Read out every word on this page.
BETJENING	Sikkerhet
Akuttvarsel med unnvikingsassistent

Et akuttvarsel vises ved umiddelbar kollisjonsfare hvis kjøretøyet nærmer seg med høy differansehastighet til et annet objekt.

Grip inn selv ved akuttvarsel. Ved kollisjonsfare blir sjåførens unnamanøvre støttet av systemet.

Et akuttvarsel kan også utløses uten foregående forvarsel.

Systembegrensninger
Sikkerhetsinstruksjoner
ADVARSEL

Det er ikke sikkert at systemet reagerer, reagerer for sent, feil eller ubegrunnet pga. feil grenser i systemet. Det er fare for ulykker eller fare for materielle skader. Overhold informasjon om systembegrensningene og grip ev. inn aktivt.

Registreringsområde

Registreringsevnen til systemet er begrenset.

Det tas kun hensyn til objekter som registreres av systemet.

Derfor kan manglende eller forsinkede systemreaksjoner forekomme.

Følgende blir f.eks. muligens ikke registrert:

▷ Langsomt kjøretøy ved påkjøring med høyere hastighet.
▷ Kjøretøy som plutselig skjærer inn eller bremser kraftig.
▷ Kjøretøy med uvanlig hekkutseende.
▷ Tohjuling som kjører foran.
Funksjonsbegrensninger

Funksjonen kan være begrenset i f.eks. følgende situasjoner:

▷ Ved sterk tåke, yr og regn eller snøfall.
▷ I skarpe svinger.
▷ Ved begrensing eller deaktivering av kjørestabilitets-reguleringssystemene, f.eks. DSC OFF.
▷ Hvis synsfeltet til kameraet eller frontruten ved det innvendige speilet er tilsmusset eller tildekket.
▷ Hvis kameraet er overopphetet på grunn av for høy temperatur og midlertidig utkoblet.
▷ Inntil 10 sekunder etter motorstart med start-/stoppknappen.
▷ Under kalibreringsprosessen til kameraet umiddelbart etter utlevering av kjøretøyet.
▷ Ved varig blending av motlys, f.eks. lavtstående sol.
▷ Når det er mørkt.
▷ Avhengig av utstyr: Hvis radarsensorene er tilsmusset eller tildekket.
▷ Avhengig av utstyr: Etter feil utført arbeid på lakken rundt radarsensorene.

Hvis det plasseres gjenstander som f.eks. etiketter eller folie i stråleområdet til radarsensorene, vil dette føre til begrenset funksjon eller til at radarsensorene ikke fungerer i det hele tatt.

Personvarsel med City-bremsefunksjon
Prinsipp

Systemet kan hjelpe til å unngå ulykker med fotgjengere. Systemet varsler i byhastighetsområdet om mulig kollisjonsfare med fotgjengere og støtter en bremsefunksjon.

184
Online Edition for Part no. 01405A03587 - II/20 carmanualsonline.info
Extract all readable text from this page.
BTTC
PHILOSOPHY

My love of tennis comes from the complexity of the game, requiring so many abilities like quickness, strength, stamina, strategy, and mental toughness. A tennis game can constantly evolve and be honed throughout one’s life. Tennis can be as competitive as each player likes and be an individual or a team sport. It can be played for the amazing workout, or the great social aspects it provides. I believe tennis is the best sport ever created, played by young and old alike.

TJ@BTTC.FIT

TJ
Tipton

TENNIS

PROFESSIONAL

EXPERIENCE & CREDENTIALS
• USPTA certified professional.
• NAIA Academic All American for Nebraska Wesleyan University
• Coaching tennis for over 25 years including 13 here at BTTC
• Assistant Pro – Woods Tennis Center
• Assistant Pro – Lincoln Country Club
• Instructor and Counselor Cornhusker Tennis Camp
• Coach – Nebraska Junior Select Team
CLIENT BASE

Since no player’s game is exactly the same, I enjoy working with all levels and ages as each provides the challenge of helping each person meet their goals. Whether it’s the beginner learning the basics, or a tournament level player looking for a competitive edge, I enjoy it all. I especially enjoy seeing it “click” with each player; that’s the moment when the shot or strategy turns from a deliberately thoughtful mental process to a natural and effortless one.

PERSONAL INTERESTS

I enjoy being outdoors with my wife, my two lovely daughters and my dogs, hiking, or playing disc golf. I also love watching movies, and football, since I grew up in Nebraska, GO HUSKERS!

The task: The entries above should be repeated exactly, every one of them.

Response to the exercise:
Read out every word on this page.
BETJENING	Sikkerhet
Akuttvarsel med unnvikingsassistent

Et akuttvarsel vises ved umiddelbar kollisjonsfare hvis kjøretøyet nærmer seg med høy differansehastighet til et annet objekt.

Grip inn selv ved akuttvarsel. Ved kollisjonsfare blir sjåførens unnamanøvre støttet av systemet.

Et akuttvarsel kan også utløses uten foregående forvarsel.

Systembegrensninger
Sikkerhetsinstruksjoner
ADVARSEL

Det er ikke sikkert at systemet reagerer, reagerer for sent, feil eller ubegrunnet pga. feil grenser i systemet. Det er fare for ulykker eller fare for materielle skader. Overhold informasjon om systembegrensningene og grip ev. inn aktivt.

Registreringsområde

Registreringsevnen til systemet er begrenset.

Det tas kun hensyn til objekter som registreres av systemet.

Derfor kan manglende eller forsinkede systemreaksjoner forekomme.

Følgende blir f.eks. muligens ikke registrert:

▷ Langsomt kjøretøy ved påkjøring med høyere hastighet.
▷ Kjøretøy som plutselig skjærer inn eller bremser kraftig.
▷ Kjøretøy med uvanlig hekkutseende.
▷ Tohjuling som kjører foran.
Funksjonsbegrensninger

Funksjonen kan være begrenset i f.eks. følgende situasjoner:

▷ Ved sterk tåke, yr og regn eller snøfall.
▷ I skarpe svinger.
▷ Ved begrensing eller deaktivering av kjørestabilitets-reguleringssystemene, f.eks. DSC OFF.
▷ Hvis synsfeltet til kameraet eller frontruten ved det innvendige speilet er tilsmusset eller tildekket.
▷ Hvis kameraet er overopphetet på grunn av for høy temperatur og midlertidig utkoblet.
▷ Inntil 10 sekunder etter motorstart med start-/stoppknappen.
▷ Under kalibreringsprosessen til kameraet umiddelbart etter utlevering av kjøretøyet.
▷ Ved varig blending av motlys, f.eks. lavtstående sol.
▷ Når det er mørkt.
▷ Avhengig av utstyr: Hvis radarsensorene er tilsmusset eller tildekket.
▷ Avhengig av utstyr: Etter feil utført arbeid på lakken rundt radarsensorene.

Hvis det plasseres gjenstander som f.eks. etiketter eller folie i stråleområdet til radarsensorene, vil dette føre til begrenset funksjon eller til at radarsensorene ikke fungerer i det hele tatt.

Personvarsel med City-bremsefunksjon
Prinsipp

Systemet kan hjelpe til å unngå ulykker med fotgjengere. Systemet varsler i byhastighetsområdet om mulig kollisjonsfare med fotgjengere og støtter en bremsefunksjon.

184
Online Edition for Part no. 01405A03587 - II/20 carmanualsonline.info
Extract all readable text from this page.
BTTC
PHILOSOPHY

My love of tennis comes from the complexity of the game, requiring so many abilities like quickness, strength, stamina, strategy, and mental toughness. A tennis game can constantly evolve and be honed throughout one’s life. Tennis can be as competitive as each player likes and be an individual or a team sport. It can be played for the amazing workout, or the great social aspects it provides. I believe tennis is the best sport ever created, played by young and old alike.

TJ@BTTC.FIT

TJ
Tipton

TENNIS

PROFESSIONAL

EXPERIENCE & CREDENTIALS
• USPTA certified professional.
• NAIA Academic All American for Nebraska Wesleyan University
• Coaching tennis for over 25 years including 13 here at BTTC
• Assistant Pro – Woods Tennis Center
• Assistant Pro – Lincoln Country Club
• Instructor and Counselor Cornhusker Tennis Camp
• Coach – Nebraska Junior Select Team
CLIENT BASE

Since no player’s game is exactly the same, I enjoy working with all levels and ages as each provides the challenge of helping each person meet their goals. Whether it’s the beginner learning the basics, or a tournament level player looking for a competitive edge, I enjoy it all. I especially enjoy seeing it “click” with each player; that’s the moment when the shot or strategy turns from a deliberately thoughtful mental process to a natural and effortless one.

PERSONAL INTERESTS

I enjoy being outdoors with my wife, my two lovely daughters and my dogs, hiking, or playing disc golf. I also love watching movies, and football, since I grew up in Nebraska, GO HUSKERS!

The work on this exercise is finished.